# What is needed
Your task is to repeat the entries word for word while leaving out the pictures.

------ Supplied entries

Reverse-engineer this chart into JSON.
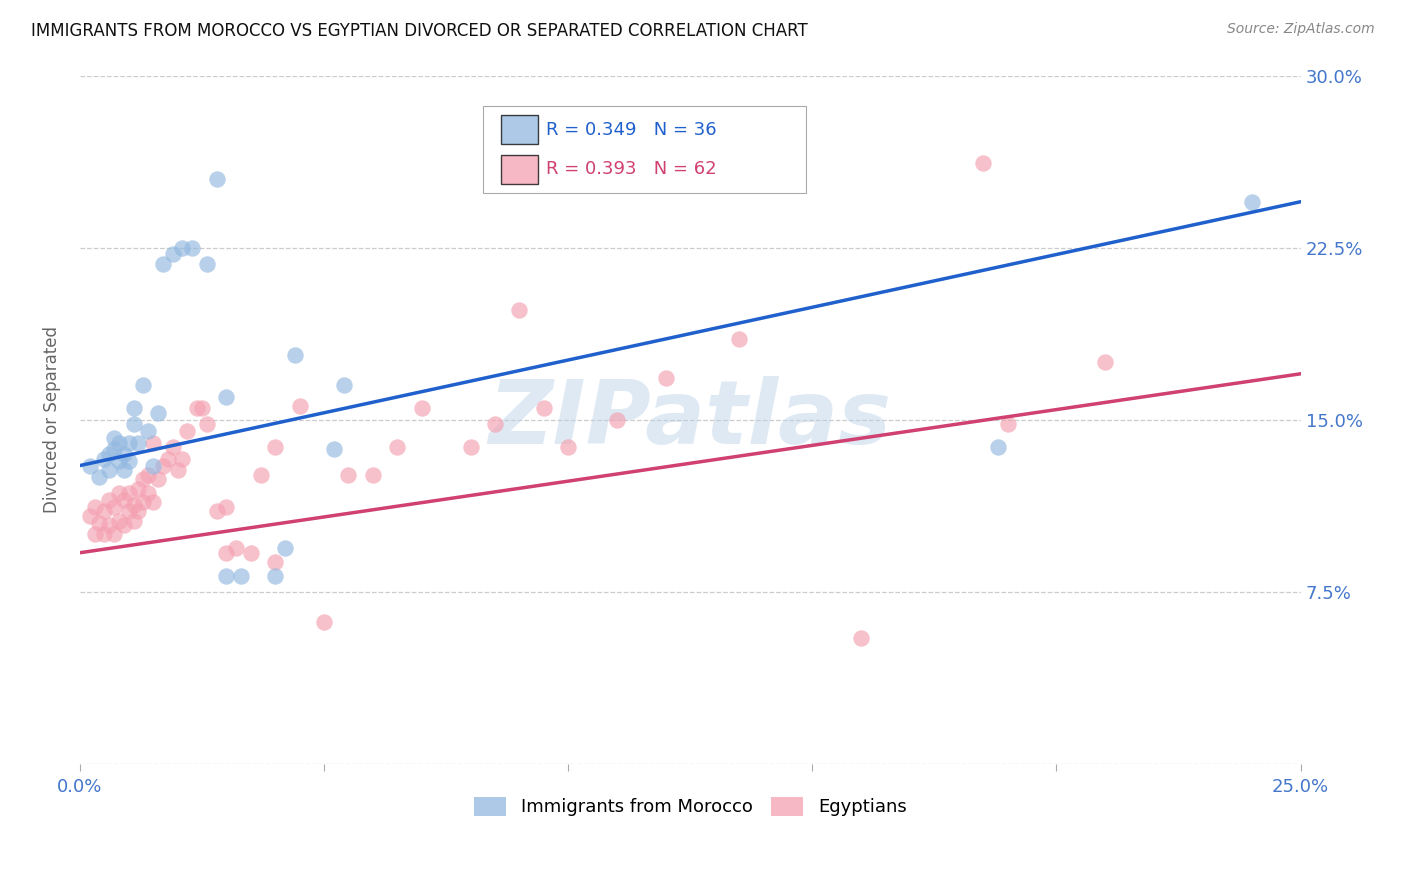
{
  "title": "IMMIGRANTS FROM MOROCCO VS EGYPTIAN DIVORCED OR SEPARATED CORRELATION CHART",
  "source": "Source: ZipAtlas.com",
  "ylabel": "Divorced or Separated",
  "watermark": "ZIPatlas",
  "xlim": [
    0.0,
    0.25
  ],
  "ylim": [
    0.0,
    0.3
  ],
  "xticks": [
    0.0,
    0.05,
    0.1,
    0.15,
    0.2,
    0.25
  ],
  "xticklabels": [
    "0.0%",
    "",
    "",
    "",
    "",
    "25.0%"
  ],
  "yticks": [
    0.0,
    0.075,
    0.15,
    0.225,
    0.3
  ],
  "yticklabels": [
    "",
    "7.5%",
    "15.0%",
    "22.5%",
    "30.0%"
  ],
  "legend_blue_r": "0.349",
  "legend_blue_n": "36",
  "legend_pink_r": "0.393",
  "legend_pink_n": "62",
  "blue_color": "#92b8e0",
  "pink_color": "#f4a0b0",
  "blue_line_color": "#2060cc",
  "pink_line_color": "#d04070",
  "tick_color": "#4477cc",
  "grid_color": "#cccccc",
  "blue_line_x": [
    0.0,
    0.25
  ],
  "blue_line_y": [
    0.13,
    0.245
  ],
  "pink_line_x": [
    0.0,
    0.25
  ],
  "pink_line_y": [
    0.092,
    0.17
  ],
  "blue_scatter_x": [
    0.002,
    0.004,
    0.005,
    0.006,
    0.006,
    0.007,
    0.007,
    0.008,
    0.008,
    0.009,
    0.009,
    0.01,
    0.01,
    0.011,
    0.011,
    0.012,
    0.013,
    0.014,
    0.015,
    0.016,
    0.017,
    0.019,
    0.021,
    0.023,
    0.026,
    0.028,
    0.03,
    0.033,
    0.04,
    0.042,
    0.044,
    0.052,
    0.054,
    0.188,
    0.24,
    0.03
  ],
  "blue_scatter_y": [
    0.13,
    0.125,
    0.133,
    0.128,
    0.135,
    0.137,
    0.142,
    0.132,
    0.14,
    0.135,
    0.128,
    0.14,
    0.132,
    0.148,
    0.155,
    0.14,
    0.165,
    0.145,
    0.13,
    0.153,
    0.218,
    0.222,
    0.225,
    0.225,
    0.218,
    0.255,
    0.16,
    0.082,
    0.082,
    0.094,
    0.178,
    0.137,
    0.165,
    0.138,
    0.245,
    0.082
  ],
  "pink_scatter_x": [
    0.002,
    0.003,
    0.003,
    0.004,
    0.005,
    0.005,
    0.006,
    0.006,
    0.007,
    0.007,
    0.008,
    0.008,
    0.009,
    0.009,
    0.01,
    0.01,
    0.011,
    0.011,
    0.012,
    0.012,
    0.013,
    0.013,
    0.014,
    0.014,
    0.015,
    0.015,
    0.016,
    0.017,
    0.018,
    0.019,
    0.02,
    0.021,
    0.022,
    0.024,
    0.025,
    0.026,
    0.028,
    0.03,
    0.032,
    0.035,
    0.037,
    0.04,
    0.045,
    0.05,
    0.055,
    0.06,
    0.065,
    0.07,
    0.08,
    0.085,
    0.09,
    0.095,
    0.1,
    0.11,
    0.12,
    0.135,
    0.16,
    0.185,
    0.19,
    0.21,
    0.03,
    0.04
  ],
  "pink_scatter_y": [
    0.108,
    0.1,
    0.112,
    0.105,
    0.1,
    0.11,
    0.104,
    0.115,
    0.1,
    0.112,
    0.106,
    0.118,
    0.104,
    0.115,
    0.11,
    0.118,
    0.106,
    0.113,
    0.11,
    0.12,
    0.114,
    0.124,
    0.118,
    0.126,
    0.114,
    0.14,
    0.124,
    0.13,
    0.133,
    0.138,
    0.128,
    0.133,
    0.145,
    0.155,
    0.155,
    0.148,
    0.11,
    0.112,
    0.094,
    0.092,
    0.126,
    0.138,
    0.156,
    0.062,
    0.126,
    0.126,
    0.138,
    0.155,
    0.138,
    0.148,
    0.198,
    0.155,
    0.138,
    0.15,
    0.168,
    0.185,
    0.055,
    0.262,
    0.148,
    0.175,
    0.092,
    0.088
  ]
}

------------

# Answer to this problem
Reverse-engineer this chart into JSON.
{
  "title": "IMMIGRANTS FROM MOROCCO VS EGYPTIAN DIVORCED OR SEPARATED CORRELATION CHART",
  "source": "Source: ZipAtlas.com",
  "ylabel": "Divorced or Separated",
  "watermark": "ZIPatlas",
  "xlim": [
    0.0,
    0.25
  ],
  "ylim": [
    0.0,
    0.3
  ],
  "xticks": [
    0.0,
    0.05,
    0.1,
    0.15,
    0.2,
    0.25
  ],
  "xticklabels": [
    "0.0%",
    "",
    "",
    "",
    "",
    "25.0%"
  ],
  "yticks": [
    0.0,
    0.075,
    0.15,
    0.225,
    0.3
  ],
  "yticklabels": [
    "",
    "7.5%",
    "15.0%",
    "22.5%",
    "30.0%"
  ],
  "legend_blue_r": "0.349",
  "legend_blue_n": "36",
  "legend_pink_r": "0.393",
  "legend_pink_n": "62",
  "blue_color": "#92b8e0",
  "pink_color": "#f4a0b0",
  "blue_line_color": "#2060cc",
  "pink_line_color": "#d04070",
  "tick_color": "#4477cc",
  "grid_color": "#cccccc",
  "blue_line_x": [
    0.0,
    0.25
  ],
  "blue_line_y": [
    0.13,
    0.245
  ],
  "pink_line_x": [
    0.0,
    0.25
  ],
  "pink_line_y": [
    0.092,
    0.17
  ],
  "blue_scatter_x": [
    0.002,
    0.004,
    0.005,
    0.006,
    0.006,
    0.007,
    0.007,
    0.008,
    0.008,
    0.009,
    0.009,
    0.01,
    0.01,
    0.011,
    0.011,
    0.012,
    0.013,
    0.014,
    0.015,
    0.016,
    0.017,
    0.019,
    0.021,
    0.023,
    0.026,
    0.028,
    0.03,
    0.033,
    0.04,
    0.042,
    0.044,
    0.052,
    0.054,
    0.188,
    0.24,
    0.03
  ],
  "blue_scatter_y": [
    0.13,
    0.125,
    0.133,
    0.128,
    0.135,
    0.137,
    0.142,
    0.132,
    0.14,
    0.135,
    0.128,
    0.14,
    0.132,
    0.148,
    0.155,
    0.14,
    0.165,
    0.145,
    0.13,
    0.153,
    0.218,
    0.222,
    0.225,
    0.225,
    0.218,
    0.255,
    0.16,
    0.082,
    0.082,
    0.094,
    0.178,
    0.137,
    0.165,
    0.138,
    0.245,
    0.082
  ],
  "pink_scatter_x": [
    0.002,
    0.003,
    0.003,
    0.004,
    0.005,
    0.005,
    0.006,
    0.006,
    0.007,
    0.007,
    0.008,
    0.008,
    0.009,
    0.009,
    0.01,
    0.01,
    0.011,
    0.011,
    0.012,
    0.012,
    0.013,
    0.013,
    0.014,
    0.014,
    0.015,
    0.015,
    0.016,
    0.017,
    0.018,
    0.019,
    0.02,
    0.021,
    0.022,
    0.024,
    0.025,
    0.026,
    0.028,
    0.03,
    0.032,
    0.035,
    0.037,
    0.04,
    0.045,
    0.05,
    0.055,
    0.06,
    0.065,
    0.07,
    0.08,
    0.085,
    0.09,
    0.095,
    0.1,
    0.11,
    0.12,
    0.135,
    0.16,
    0.185,
    0.19,
    0.21,
    0.03,
    0.04
  ],
  "pink_scatter_y": [
    0.108,
    0.1,
    0.112,
    0.105,
    0.1,
    0.11,
    0.104,
    0.115,
    0.1,
    0.112,
    0.106,
    0.118,
    0.104,
    0.115,
    0.11,
    0.118,
    0.106,
    0.113,
    0.11,
    0.12,
    0.114,
    0.124,
    0.118,
    0.126,
    0.114,
    0.14,
    0.124,
    0.13,
    0.133,
    0.138,
    0.128,
    0.133,
    0.145,
    0.155,
    0.155,
    0.148,
    0.11,
    0.112,
    0.094,
    0.092,
    0.126,
    0.138,
    0.156,
    0.062,
    0.126,
    0.126,
    0.138,
    0.155,
    0.138,
    0.148,
    0.198,
    0.155,
    0.138,
    0.15,
    0.168,
    0.185,
    0.055,
    0.262,
    0.148,
    0.175,
    0.092,
    0.088
  ]
}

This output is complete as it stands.